## WHAT YOU HAVE TO DO
Return all entries precisely as they stand, without the images.

## INPUT FOR THIS TASK

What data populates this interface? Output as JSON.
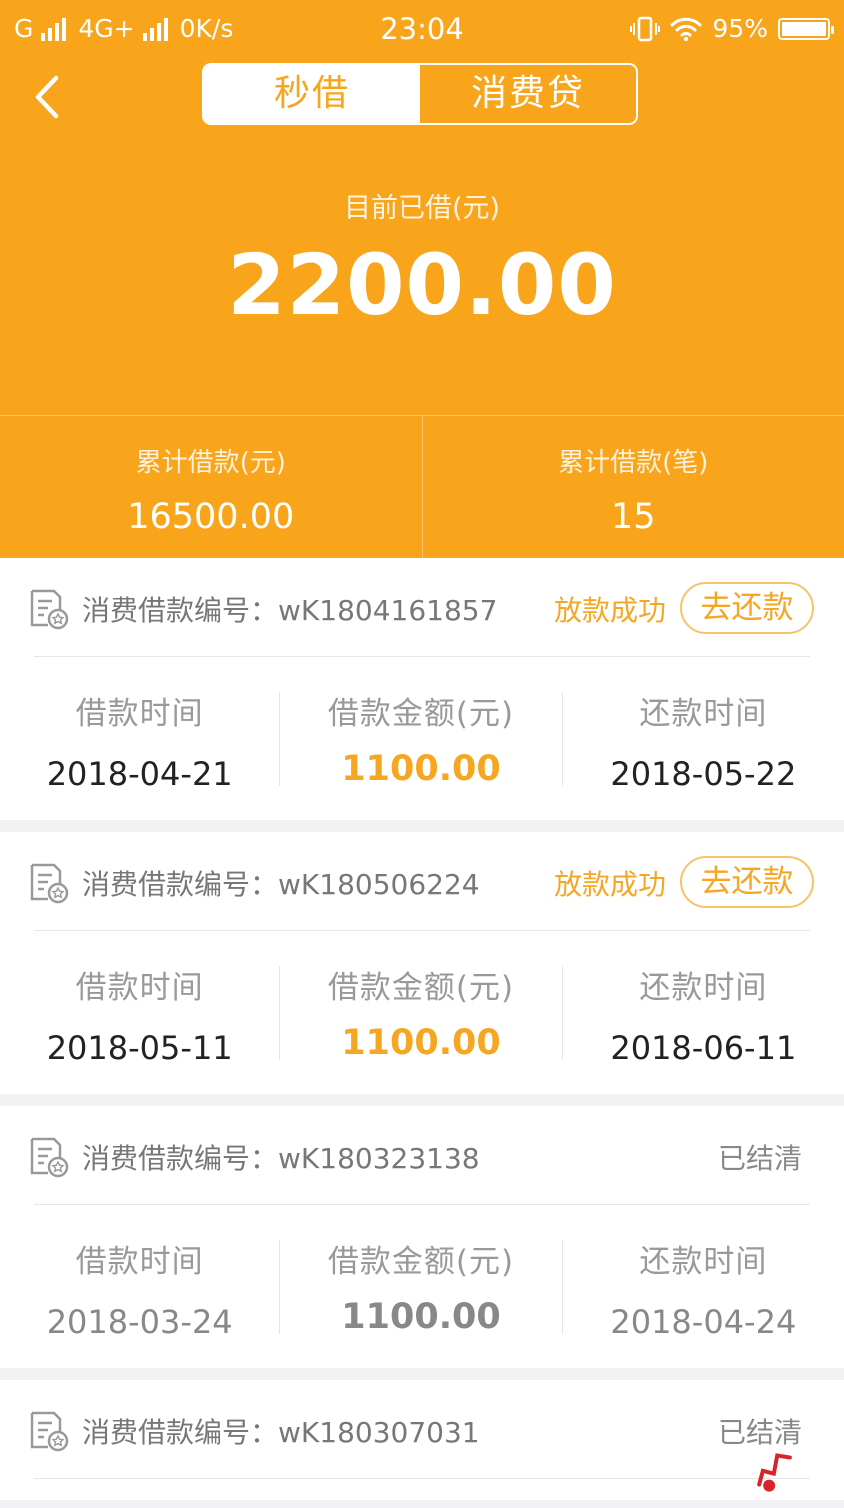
{
  "status_bar": {
    "carrier": "G",
    "network": "4G+",
    "speed": "0K/s",
    "time": "23:04",
    "battery": "95%"
  },
  "tabs": [
    {
      "label": "秒借",
      "active": true
    },
    {
      "label": "消费贷",
      "active": false
    }
  ],
  "current": {
    "label": "目前已借(元)",
    "amount": "2200.00"
  },
  "stats": [
    {
      "label": "累计借款(元)",
      "value": "16500.00"
    },
    {
      "label": "累计借款(笔)",
      "value": "15"
    }
  ],
  "column_labels": {
    "borrow_time": "借款时间",
    "amount": "借款金额(元)",
    "repay_time": "还款时间"
  },
  "loans": [
    {
      "number": "消费借款编号：wK1804161857",
      "status": "放款成功",
      "action": "去还款",
      "borrow_time": "2018-04-21",
      "amount": "1100.00",
      "repay_time": "2018-05-22"
    },
    {
      "number": "消费借款编号：wK180506224",
      "status": "放款成功",
      "action": "去还款",
      "borrow_time": "2018-05-11",
      "amount": "1100.00",
      "repay_time": "2018-06-11"
    },
    {
      "number": "消费借款编号：wK180323138",
      "status": "已结清",
      "borrow_time": "2018-03-24",
      "amount": "1100.00",
      "repay_time": "2018-04-24"
    },
    {
      "number": "消费借款编号：wK180307031",
      "status": "已结清"
    }
  ],
  "colors": {
    "brand": "#f8a51c",
    "accent_text": "#f5a623"
  }
}
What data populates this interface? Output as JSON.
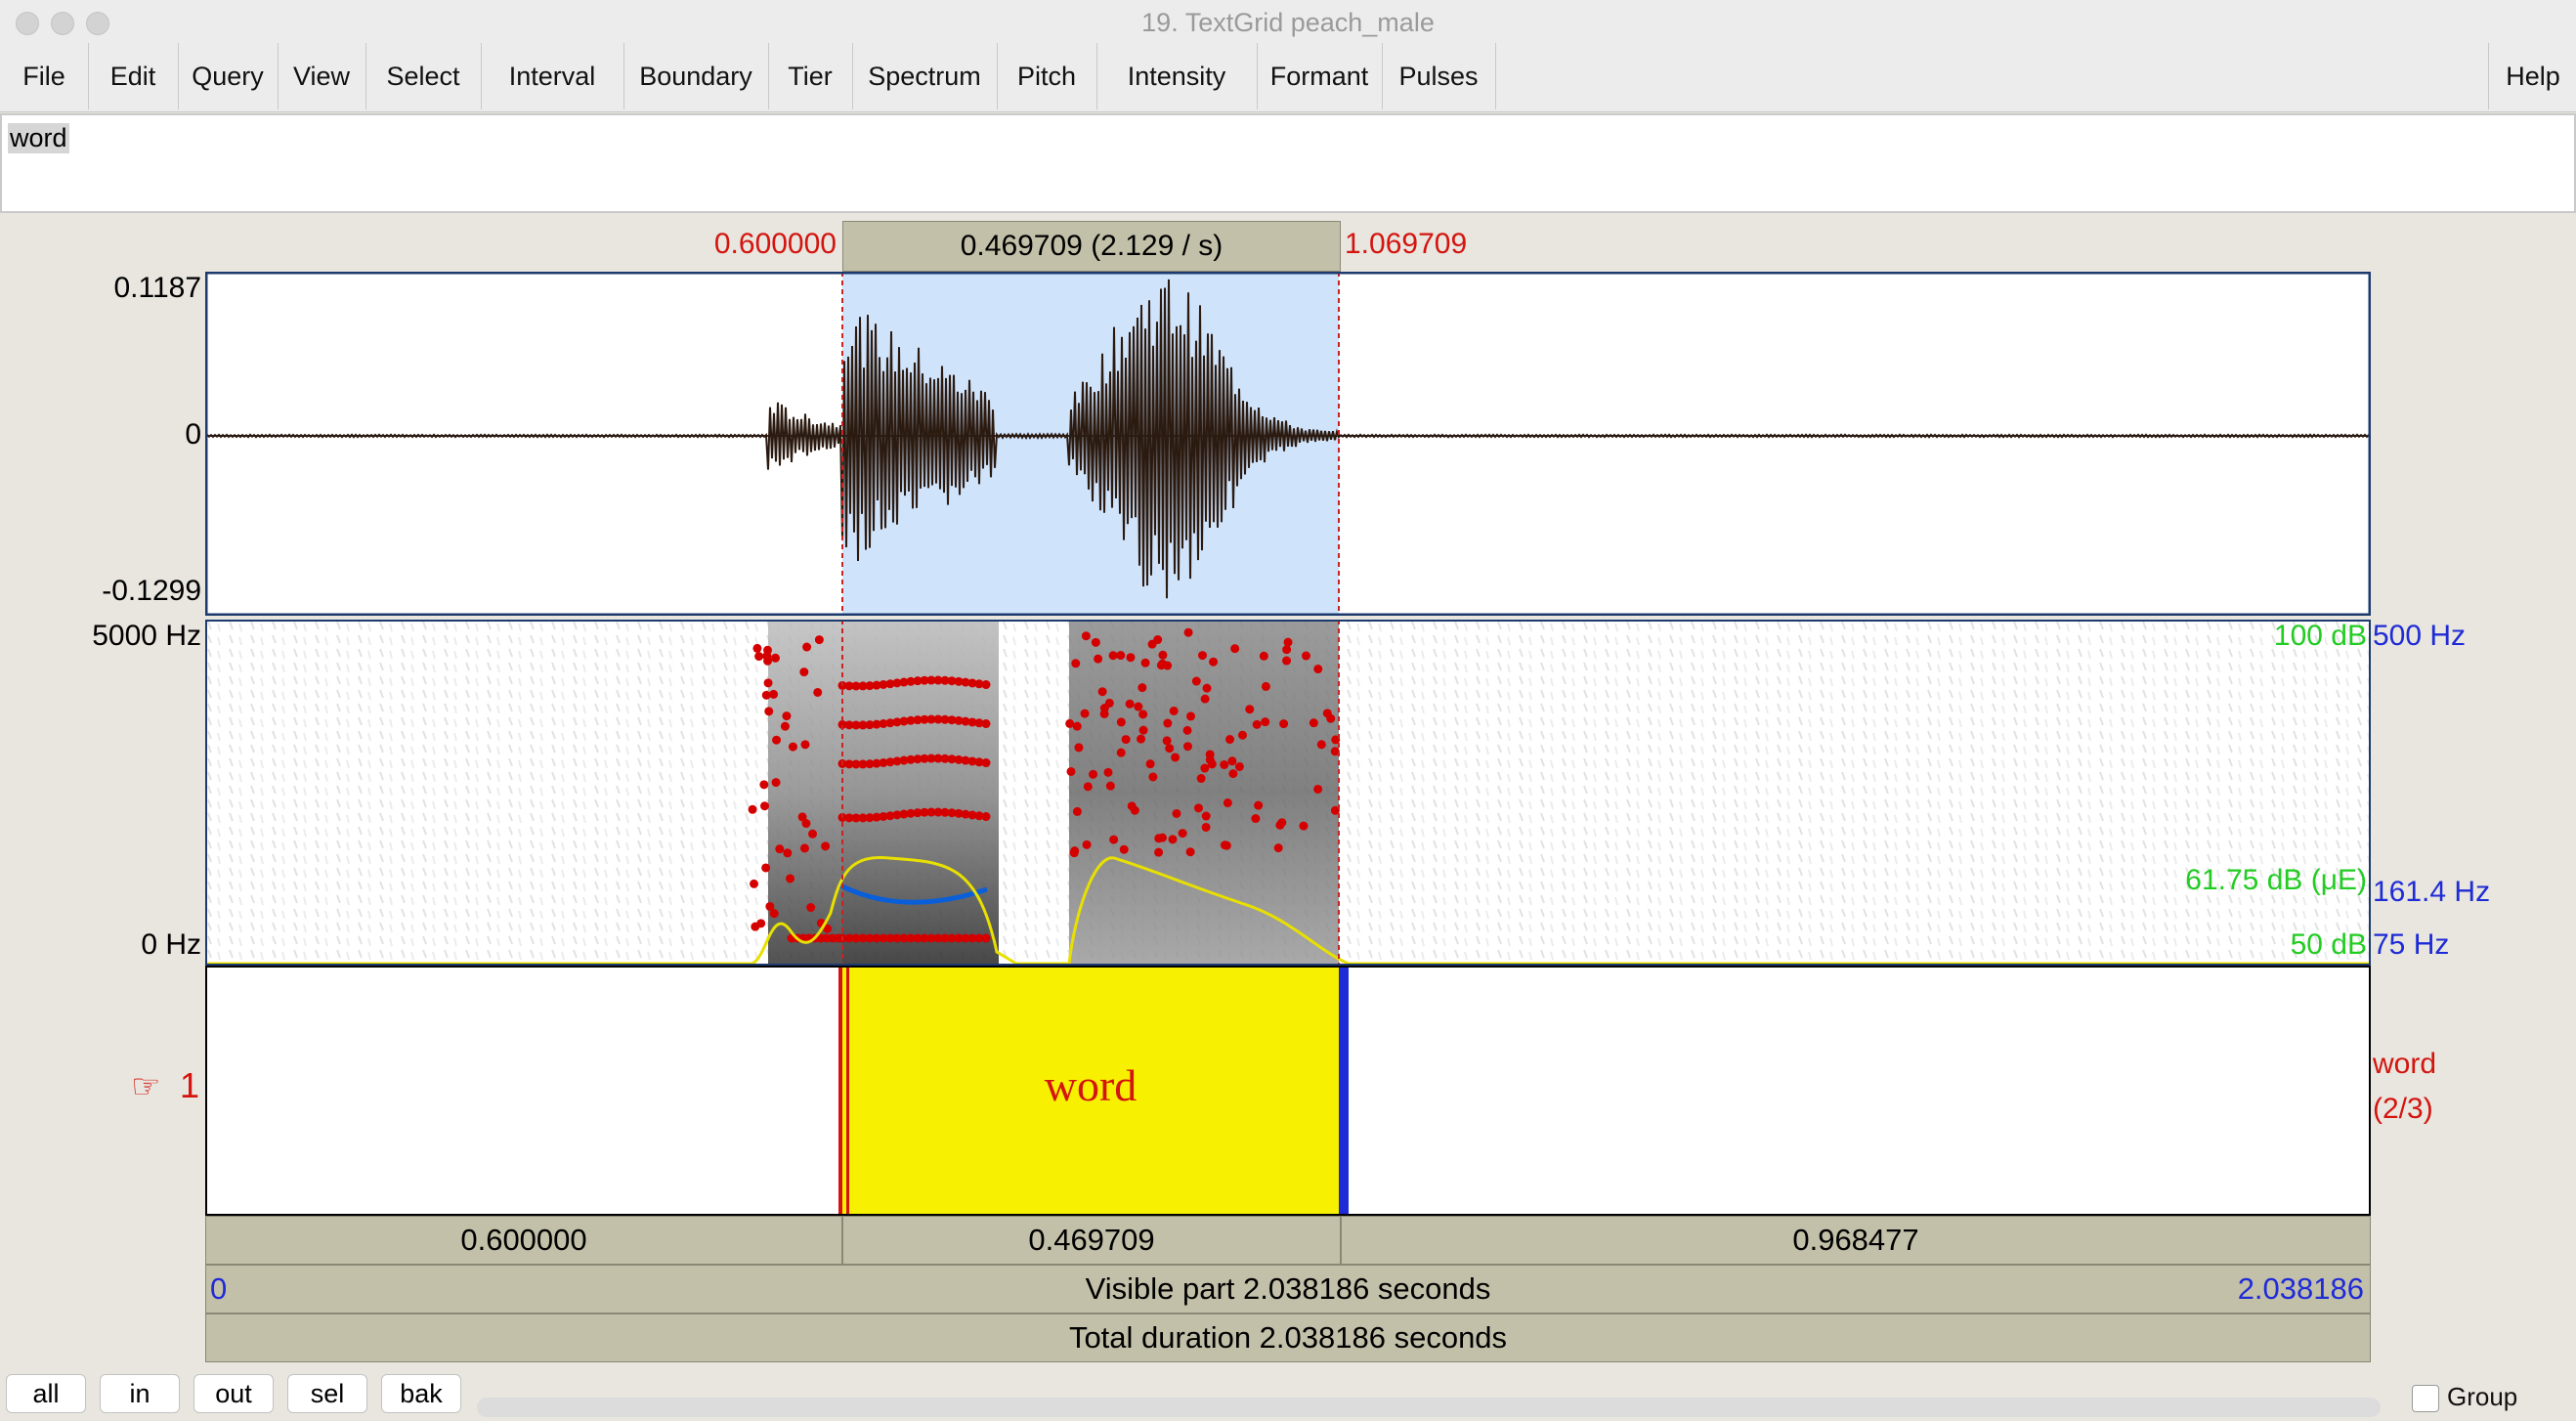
{
  "window": {
    "title": "19. TextGrid peach_male"
  },
  "menu": [
    "File",
    "Edit",
    "Query",
    "View",
    "Select",
    "Interval",
    "Boundary",
    "Tier",
    "Spectrum",
    "Pitch",
    "Intensity",
    "Formant",
    "Pulses"
  ],
  "help_label": "Help",
  "text_field": {
    "value": "word"
  },
  "selection": {
    "start": "0.600000",
    "duration": "0.469709 (2.129 / s)",
    "end": "1.069709"
  },
  "waveform": {
    "ymax": "0.1187",
    "yzero": "0",
    "ymin": "-0.1299"
  },
  "spectrogram": {
    "freq_top": "5000 Hz",
    "freq_bottom": "0 Hz",
    "intensity_top": "100 dB",
    "intensity_mid": "61.75 dB (μE)",
    "intensity_bottom": "50 dB",
    "pitch_top": "500 Hz",
    "pitch_mid": "161.4 Hz",
    "pitch_bottom": "75 Hz"
  },
  "tier": {
    "pointer_icon": "pointing-hand-icon",
    "pointer_glyph": "☞",
    "number": "1",
    "interval_text": "word",
    "right_name": "word",
    "right_count": "(2/3)"
  },
  "durations": {
    "left": "0.600000",
    "mid": "0.469709",
    "right": "0.968477"
  },
  "visible": {
    "start": "0",
    "label": "Visible part 2.038186 seconds",
    "end": "2.038186"
  },
  "total": {
    "label": "Total duration 2.038186 seconds"
  },
  "nav_buttons": [
    "all",
    "in",
    "out",
    "sel",
    "bak"
  ],
  "group_label": "Group",
  "colors": {
    "selection_fill": "#cfe3fb",
    "interval_fill": "#f7f000",
    "red": "#d4140f",
    "green": "#22cc22",
    "blue": "#1f2bd6",
    "formant": "#d40000",
    "pitch": "#0a5fd8",
    "intensity": "#e8e000"
  }
}
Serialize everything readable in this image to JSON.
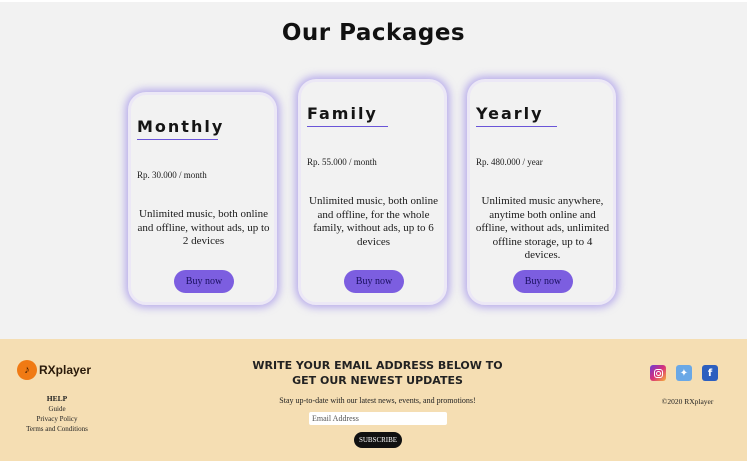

## EXERCISE RESPONSE
What data populates this interface? Output as JSON.
{
  "status_bar": {
    "carrier": "G",
    "network": "4G+",
    "speed": "0K/s",
    "time": "23:04",
    "battery": "95%"
  },
  "tabs": [
    {
      "label": "秒借",
      "active": true
    },
    {
      "label": "消费贷",
      "active": false
    }
  ],
  "current": {
    "label": "目前已借(元)",
    "amount": "2200.00"
  },
  "stats": [
    {
      "label": "累计借款(元)",
      "value": "16500.00"
    },
    {
      "label": "累计借款(笔)",
      "value": "15"
    }
  ],
  "column_labels": {
    "borrow_time": "借款时间",
    "amount": "借款金额(元)",
    "repay_time": "还款时间"
  },
  "loans": [
    {
      "number": "消费借款编号：wK1804161857",
      "status": "放款成功",
      "action": "去还款",
      "borrow_time": "2018-04-21",
      "amount": "1100.00",
      "repay_time": "2018-05-22"
    },
    {
      "number": "消费借款编号：wK180506224",
      "status": "放款成功",
      "action": "去还款",
      "borrow_time": "2018-05-11",
      "amount": "1100.00",
      "repay_time": "2018-06-11"
    },
    {
      "number": "消费借款编号：wK180323138",
      "status": "已结清",
      "borrow_time": "2018-03-24",
      "amount": "1100.00",
      "repay_time": "2018-04-24"
    },
    {
      "number": "消费借款编号：wK180307031",
      "status": "已结清"
    }
  ],
  "colors": {
    "brand": "#f8a51c",
    "accent_text": "#f5a623"
  }
}
What data populates this interface? Output as JSON.
{
  "window": {
    "title": "19. TextGrid peach_male"
  },
  "menu": [
    "File",
    "Edit",
    "Query",
    "View",
    "Select",
    "Interval",
    "Boundary",
    "Tier",
    "Spectrum",
    "Pitch",
    "Intensity",
    "Formant",
    "Pulses"
  ],
  "help_label": "Help",
  "text_field": {
    "value": "word"
  },
  "selection": {
    "start": "0.600000",
    "duration": "0.469709 (2.129 / s)",
    "end": "1.069709"
  },
  "waveform": {
    "ymax": "0.1187",
    "yzero": "0",
    "ymin": "-0.1299"
  },
  "spectrogram": {
    "freq_top": "5000 Hz",
    "freq_bottom": "0 Hz",
    "intensity_top": "100 dB",
    "intensity_mid": "61.75 dB (μE)",
    "intensity_bottom": "50 dB",
    "pitch_top": "500 Hz",
    "pitch_mid": "161.4 Hz",
    "pitch_bottom": "75 Hz"
  },
  "tier": {
    "pointer_icon": "pointing-hand-icon",
    "pointer_glyph": "☞",
    "number": "1",
    "interval_text": "word",
    "right_name": "word",
    "right_count": "(2/3)"
  },
  "durations": {
    "left": "0.600000",
    "mid": "0.469709",
    "right": "0.968477"
  },
  "visible": {
    "start": "0",
    "label": "Visible part 2.038186 seconds",
    "end": "2.038186"
  },
  "total": {
    "label": "Total duration 2.038186 seconds"
  },
  "nav_buttons": [
    "all",
    "in",
    "out",
    "sel",
    "bak"
  ],
  "group_label": "Group",
  "colors": {
    "selection_fill": "#cfe3fb",
    "interval_fill": "#f7f000",
    "red": "#d4140f",
    "green": "#22cc22",
    "blue": "#1f2bd6",
    "formant": "#d40000",
    "pitch": "#0a5fd8",
    "intensity": "#e8e000"
  }
}
Serialize everything readable in this image to JSON.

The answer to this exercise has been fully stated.